Copy each line that holds "days".

═════ Data to process ═════

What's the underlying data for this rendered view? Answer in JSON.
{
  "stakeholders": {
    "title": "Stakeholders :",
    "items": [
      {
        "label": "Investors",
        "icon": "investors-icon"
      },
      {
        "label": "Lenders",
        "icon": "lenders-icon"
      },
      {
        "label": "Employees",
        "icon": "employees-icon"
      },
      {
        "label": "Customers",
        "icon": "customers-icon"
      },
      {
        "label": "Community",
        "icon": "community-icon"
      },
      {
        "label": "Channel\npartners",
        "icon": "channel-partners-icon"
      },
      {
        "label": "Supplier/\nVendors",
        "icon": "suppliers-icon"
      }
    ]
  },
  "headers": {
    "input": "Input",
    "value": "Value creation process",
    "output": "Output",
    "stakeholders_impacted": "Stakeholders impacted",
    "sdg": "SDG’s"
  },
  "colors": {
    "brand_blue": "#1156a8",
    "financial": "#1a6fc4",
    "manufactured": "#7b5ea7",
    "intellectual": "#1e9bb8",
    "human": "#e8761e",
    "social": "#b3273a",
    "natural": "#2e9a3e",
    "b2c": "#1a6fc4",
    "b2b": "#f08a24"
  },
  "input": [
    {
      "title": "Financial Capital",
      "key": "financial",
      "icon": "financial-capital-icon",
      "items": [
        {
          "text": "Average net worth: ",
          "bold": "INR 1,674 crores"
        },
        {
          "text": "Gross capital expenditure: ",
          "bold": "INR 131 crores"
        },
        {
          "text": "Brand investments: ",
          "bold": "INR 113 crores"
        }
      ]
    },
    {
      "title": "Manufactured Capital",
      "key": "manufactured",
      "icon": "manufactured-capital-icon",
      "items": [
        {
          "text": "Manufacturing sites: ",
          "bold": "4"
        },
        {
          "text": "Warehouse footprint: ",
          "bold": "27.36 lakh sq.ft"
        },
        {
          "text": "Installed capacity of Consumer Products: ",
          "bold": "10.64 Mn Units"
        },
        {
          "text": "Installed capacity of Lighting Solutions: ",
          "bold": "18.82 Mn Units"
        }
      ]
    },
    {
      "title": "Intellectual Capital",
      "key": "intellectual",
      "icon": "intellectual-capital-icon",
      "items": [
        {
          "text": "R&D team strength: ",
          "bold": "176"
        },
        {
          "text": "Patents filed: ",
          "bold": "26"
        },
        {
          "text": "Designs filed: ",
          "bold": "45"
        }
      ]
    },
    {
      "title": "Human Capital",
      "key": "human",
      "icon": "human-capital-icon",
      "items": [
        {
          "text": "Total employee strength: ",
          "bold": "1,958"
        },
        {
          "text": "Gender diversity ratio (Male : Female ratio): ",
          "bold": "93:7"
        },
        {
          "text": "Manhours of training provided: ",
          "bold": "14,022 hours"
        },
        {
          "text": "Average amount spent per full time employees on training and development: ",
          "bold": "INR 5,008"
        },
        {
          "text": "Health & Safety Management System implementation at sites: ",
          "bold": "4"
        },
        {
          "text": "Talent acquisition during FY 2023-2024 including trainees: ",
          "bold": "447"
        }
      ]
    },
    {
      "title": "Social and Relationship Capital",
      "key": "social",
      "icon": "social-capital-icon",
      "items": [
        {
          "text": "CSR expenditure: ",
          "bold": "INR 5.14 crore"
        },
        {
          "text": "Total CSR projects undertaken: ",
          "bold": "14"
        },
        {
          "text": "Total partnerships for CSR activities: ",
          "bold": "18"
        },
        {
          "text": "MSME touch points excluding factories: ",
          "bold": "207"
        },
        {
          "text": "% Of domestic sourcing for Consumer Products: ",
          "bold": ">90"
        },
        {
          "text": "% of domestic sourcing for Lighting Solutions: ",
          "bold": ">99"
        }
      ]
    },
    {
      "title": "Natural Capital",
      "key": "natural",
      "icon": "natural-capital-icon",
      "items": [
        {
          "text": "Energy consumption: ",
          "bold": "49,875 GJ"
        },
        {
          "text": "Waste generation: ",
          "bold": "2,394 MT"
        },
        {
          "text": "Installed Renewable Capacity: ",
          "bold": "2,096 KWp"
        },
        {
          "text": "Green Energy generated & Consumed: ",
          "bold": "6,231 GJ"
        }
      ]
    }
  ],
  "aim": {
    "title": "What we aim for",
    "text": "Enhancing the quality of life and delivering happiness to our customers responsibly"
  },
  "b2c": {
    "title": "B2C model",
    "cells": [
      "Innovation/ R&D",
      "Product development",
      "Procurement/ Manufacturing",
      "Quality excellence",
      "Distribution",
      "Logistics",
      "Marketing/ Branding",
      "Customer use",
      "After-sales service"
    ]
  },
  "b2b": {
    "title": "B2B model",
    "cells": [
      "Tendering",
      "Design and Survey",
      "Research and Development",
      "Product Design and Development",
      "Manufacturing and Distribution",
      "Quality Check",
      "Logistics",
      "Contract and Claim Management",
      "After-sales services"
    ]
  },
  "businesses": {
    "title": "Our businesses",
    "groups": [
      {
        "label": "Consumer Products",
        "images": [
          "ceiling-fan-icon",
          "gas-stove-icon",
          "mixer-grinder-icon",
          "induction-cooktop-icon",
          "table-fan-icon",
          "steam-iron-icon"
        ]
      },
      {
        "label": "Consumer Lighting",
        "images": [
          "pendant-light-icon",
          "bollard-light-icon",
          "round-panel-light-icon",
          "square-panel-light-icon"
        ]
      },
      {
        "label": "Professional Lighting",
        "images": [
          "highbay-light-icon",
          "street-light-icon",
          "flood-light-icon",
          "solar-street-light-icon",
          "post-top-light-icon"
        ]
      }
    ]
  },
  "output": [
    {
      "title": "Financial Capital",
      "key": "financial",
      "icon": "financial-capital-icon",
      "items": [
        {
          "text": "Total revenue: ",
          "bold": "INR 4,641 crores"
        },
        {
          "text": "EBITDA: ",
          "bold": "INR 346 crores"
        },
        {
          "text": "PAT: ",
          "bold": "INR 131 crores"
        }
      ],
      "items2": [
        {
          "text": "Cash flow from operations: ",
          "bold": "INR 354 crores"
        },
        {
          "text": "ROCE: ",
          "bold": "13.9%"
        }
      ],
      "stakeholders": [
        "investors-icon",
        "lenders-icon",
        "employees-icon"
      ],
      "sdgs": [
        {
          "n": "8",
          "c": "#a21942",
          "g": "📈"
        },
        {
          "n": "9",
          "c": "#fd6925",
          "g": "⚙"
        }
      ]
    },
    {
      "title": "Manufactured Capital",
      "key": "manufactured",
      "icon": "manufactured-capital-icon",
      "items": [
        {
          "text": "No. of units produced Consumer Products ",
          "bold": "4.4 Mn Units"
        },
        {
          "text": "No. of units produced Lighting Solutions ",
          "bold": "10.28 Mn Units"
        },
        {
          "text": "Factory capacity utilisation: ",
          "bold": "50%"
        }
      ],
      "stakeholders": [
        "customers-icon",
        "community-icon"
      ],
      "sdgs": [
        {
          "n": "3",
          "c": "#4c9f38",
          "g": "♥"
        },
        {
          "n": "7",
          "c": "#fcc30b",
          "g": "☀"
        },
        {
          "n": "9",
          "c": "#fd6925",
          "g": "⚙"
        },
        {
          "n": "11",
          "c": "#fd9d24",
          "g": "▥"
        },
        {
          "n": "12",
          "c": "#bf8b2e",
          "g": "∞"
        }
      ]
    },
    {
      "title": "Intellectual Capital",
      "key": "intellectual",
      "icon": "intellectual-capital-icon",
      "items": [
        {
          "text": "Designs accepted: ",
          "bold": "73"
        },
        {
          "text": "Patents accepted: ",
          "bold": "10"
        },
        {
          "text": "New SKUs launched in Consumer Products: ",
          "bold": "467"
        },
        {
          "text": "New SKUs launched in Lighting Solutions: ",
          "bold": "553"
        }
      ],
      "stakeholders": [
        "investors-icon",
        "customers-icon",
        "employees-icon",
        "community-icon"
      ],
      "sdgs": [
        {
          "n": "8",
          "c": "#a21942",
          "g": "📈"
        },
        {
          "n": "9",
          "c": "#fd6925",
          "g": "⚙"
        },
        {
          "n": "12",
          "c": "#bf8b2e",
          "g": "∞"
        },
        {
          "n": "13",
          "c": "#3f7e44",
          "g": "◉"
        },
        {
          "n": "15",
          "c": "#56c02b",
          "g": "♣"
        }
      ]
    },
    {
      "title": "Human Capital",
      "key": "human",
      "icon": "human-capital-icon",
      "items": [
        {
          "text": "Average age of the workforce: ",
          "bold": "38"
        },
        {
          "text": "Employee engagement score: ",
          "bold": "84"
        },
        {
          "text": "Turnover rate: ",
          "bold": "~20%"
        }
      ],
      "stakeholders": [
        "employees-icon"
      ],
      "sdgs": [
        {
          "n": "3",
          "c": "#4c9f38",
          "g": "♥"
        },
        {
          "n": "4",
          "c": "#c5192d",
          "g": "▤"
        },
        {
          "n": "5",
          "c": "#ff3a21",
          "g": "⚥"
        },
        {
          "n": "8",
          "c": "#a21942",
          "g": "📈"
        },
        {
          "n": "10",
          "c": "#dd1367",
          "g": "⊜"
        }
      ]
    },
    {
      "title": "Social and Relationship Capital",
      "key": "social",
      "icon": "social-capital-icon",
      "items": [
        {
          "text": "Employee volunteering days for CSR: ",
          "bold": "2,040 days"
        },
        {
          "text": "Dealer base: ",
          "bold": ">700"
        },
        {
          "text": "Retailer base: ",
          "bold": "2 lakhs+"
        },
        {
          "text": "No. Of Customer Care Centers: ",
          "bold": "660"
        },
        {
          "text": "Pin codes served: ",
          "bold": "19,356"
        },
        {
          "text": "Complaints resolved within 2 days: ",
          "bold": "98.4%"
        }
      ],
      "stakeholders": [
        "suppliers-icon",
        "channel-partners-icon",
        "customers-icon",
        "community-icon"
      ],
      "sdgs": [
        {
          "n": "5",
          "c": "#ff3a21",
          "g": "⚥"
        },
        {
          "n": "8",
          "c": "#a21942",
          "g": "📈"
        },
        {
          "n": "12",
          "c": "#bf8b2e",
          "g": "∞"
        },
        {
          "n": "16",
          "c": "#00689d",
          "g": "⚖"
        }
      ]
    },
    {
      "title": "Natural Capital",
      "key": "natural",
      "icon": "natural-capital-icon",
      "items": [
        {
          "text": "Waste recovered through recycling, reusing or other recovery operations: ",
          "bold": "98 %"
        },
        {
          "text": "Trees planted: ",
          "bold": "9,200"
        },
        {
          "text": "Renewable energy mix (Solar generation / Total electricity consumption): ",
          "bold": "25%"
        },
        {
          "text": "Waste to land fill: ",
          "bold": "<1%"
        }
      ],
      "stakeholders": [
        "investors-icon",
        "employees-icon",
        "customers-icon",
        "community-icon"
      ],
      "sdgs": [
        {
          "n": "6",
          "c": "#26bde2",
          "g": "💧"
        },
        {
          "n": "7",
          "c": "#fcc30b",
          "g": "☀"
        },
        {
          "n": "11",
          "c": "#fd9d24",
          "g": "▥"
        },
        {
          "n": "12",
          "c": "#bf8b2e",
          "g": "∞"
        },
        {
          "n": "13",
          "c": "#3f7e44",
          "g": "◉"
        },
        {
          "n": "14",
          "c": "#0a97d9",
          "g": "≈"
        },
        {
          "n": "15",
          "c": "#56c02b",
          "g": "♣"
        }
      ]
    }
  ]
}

═════

- _Result for this task_:
          "text": "Employee volunteering days for CSR: ",
          "bold": "2,040 days"
          "text": "Complaints resolved within 2 days: ",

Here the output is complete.